>> start Excerpted data
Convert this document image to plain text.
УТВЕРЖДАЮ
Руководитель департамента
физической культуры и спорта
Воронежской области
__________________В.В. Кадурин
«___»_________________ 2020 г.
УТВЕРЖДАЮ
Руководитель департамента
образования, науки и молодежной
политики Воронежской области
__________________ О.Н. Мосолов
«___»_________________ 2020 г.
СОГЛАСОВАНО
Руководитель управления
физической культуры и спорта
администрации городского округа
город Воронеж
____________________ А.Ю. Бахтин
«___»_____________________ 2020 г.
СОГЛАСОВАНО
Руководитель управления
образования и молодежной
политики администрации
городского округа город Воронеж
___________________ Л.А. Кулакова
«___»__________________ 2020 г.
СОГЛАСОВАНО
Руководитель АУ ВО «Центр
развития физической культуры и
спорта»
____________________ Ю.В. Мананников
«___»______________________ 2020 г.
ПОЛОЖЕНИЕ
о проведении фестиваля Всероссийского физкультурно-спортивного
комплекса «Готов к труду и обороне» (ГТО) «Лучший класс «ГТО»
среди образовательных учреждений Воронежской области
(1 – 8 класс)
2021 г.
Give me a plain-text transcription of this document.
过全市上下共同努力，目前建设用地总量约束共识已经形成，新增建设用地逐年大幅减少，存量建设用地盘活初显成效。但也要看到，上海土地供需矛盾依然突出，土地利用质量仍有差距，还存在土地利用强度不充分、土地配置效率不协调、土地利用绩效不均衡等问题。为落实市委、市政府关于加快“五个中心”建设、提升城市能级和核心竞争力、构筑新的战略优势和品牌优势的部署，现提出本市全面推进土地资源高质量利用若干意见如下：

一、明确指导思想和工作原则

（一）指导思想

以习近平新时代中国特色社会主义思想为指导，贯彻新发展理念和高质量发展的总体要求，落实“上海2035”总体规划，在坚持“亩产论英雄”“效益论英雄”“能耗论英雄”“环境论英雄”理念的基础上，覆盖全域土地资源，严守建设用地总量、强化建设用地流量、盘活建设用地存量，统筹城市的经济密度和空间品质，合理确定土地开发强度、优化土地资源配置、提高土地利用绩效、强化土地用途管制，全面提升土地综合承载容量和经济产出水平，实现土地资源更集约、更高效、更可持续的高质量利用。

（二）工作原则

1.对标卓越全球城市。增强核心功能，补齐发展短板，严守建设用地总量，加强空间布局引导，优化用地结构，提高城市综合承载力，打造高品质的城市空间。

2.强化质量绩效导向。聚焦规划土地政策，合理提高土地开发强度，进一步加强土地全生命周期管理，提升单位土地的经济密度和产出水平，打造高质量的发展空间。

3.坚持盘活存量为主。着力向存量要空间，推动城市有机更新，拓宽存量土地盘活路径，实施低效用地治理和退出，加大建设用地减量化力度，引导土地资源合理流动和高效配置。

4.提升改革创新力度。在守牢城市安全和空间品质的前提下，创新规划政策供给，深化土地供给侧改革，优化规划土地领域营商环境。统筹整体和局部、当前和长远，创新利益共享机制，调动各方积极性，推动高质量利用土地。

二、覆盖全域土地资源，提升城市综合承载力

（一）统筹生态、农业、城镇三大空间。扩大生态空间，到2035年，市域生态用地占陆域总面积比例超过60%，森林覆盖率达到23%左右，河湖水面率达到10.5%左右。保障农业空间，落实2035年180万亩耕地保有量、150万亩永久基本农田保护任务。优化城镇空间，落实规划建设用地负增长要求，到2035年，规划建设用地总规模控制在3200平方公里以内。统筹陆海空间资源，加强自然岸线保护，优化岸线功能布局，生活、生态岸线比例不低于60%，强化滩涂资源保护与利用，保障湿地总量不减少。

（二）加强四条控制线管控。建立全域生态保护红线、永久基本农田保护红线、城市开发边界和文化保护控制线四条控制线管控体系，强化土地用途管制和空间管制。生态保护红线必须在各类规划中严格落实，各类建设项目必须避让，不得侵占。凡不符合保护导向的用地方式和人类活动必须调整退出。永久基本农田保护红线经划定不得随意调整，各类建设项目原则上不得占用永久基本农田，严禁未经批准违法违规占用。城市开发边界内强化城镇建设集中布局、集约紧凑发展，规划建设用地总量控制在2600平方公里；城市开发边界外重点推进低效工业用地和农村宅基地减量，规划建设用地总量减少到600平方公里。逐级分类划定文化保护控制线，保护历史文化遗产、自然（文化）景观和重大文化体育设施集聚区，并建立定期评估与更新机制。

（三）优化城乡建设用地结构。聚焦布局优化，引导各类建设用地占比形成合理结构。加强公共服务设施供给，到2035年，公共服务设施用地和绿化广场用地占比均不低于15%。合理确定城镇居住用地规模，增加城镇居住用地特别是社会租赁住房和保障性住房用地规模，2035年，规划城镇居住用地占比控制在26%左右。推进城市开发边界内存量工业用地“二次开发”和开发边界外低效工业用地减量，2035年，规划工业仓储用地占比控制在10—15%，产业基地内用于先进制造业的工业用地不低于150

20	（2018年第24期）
>> end Excerpted data
*Your task*: Return the full listing, character for character.

*Worked solution*:
Convert this document image to plain text.
УТВЕРЖДАЮ
Руководитель департамента
физической культуры и спорта
Воронежской области
__________________В.В. Кадурин
«___»_________________ 2020 г.
УТВЕРЖДАЮ
Руководитель департамента
образования, науки и молодежной
политики Воронежской области
__________________ О.Н. Мосолов
«___»_________________ 2020 г.
СОГЛАСОВАНО
Руководитель управления
физической культуры и спорта
администрации городского округа
город Воронеж
____________________ А.Ю. Бахтин
«___»_____________________ 2020 г.
СОГЛАСОВАНО
Руководитель управления
образования и молодежной
политики администрации
городского округа город Воронеж
___________________ Л.А. Кулакова
«___»__________________ 2020 г.
СОГЛАСОВАНО
Руководитель АУ ВО «Центр
развития физической культуры и
спорта»
____________________ Ю.В. Мананников
«___»______________________ 2020 г.
ПОЛОЖЕНИЕ
о проведении фестиваля Всероссийского физкультурно-спортивного
комплекса «Готов к труду и обороне» (ГТО) «Лучший класс «ГТО»
среди образовательных учреждений Воронежской области
(1 – 8 класс)
2021 г.
Give me a plain-text transcription of this document.
过全市上下共同努力，目前建设用地总量约束共识已经形成，新增建设用地逐年大幅减少，存量建设用地盘活初显成效。但也要看到，上海土地供需矛盾依然突出，土地利用质量仍有差距，还存在土地利用强度不充分、土地配置效率不协调、土地利用绩效不均衡等问题。为落实市委、市政府关于加快“五个中心”建设、提升城市能级和核心竞争力、构筑新的战略优势和品牌优势的部署，现提出本市全面推进土地资源高质量利用若干意见如下：

一、明确指导思想和工作原则

（一）指导思想

以习近平新时代中国特色社会主义思想为指导，贯彻新发展理念和高质量发展的总体要求，落实“上海2035”总体规划，在坚持“亩产论英雄”“效益论英雄”“能耗论英雄”“环境论英雄”理念的基础上，覆盖全域土地资源，严守建设用地总量、强化建设用地流量、盘活建设用地存量，统筹城市的经济密度和空间品质，合理确定土地开发强度、优化土地资源配置、提高土地利用绩效、强化土地用途管制，全面提升土地综合承载容量和经济产出水平，实现土地资源更集约、更高效、更可持续的高质量利用。

（二）工作原则

1.对标卓越全球城市。增强核心功能，补齐发展短板，严守建设用地总量，加强空间布局引导，优化用地结构，提高城市综合承载力，打造高品质的城市空间。

2.强化质量绩效导向。聚焦规划土地政策，合理提高土地开发强度，进一步加强土地全生命周期管理，提升单位土地的经济密度和产出水平，打造高质量的发展空间。

3.坚持盘活存量为主。着力向存量要空间，推动城市有机更新，拓宽存量土地盘活路径，实施低效用地治理和退出，加大建设用地减量化力度，引导土地资源合理流动和高效配置。

4.提升改革创新力度。在守牢城市安全和空间品质的前提下，创新规划政策供给，深化土地供给侧改革，优化规划土地领域营商环境。统筹整体和局部、当前和长远，创新利益共享机制，调动各方积极性，推动高质量利用土地。

二、覆盖全域土地资源，提升城市综合承载力

（一）统筹生态、农业、城镇三大空间。扩大生态空间，到2035年，市域生态用地占陆域总面积比例超过60%，森林覆盖率达到23%左右，河湖水面率达到10.5%左右。保障农业空间，落实2035年180万亩耕地保有量、150万亩永久基本农田保护任务。优化城镇空间，落实规划建设用地负增长要求，到2035年，规划建设用地总规模控制在3200平方公里以内。统筹陆海空间资源，加强自然岸线保护，优化岸线功能布局，生活、生态岸线比例不低于60%，强化滩涂资源保护与利用，保障湿地总量不减少。

（二）加强四条控制线管控。建立全域生态保护红线、永久基本农田保护红线、城市开发边界和文化保护控制线四条控制线管控体系，强化土地用途管制和空间管制。生态保护红线必须在各类规划中严格落实，各类建设项目必须避让，不得侵占。凡不符合保护导向的用地方式和人类活动必须调整退出。永久基本农田保护红线经划定不得随意调整，各类建设项目原则上不得占用永久基本农田，严禁未经批准违法违规占用。城市开发边界内强化城镇建设集中布局、集约紧凑发展，规划建设用地总量控制在2600平方公里；城市开发边界外重点推进低效工业用地和农村宅基地减量，规划建设用地总量减少到600平方公里。逐级分类划定文化保护控制线，保护历史文化遗产、自然（文化）景观和重大文化体育设施集聚区，并建立定期评估与更新机制。

（三）优化城乡建设用地结构。聚焦布局优化，引导各类建设用地占比形成合理结构。加强公共服务设施供给，到2035年，公共服务设施用地和绿化广场用地占比均不低于15%。合理确定城镇居住用地规模，增加城镇居住用地特别是社会租赁住房和保障性住房用地规模，2035年，规划城镇居住用地占比控制在26%左右。推进城市开发边界内存量工业用地“二次开发”和开发边界外低效工业用地减量，2035年，规划工业仓储用地占比控制在10—15%，产业基地内用于先进制造业的工业用地不低于150

20	（2018年第24期）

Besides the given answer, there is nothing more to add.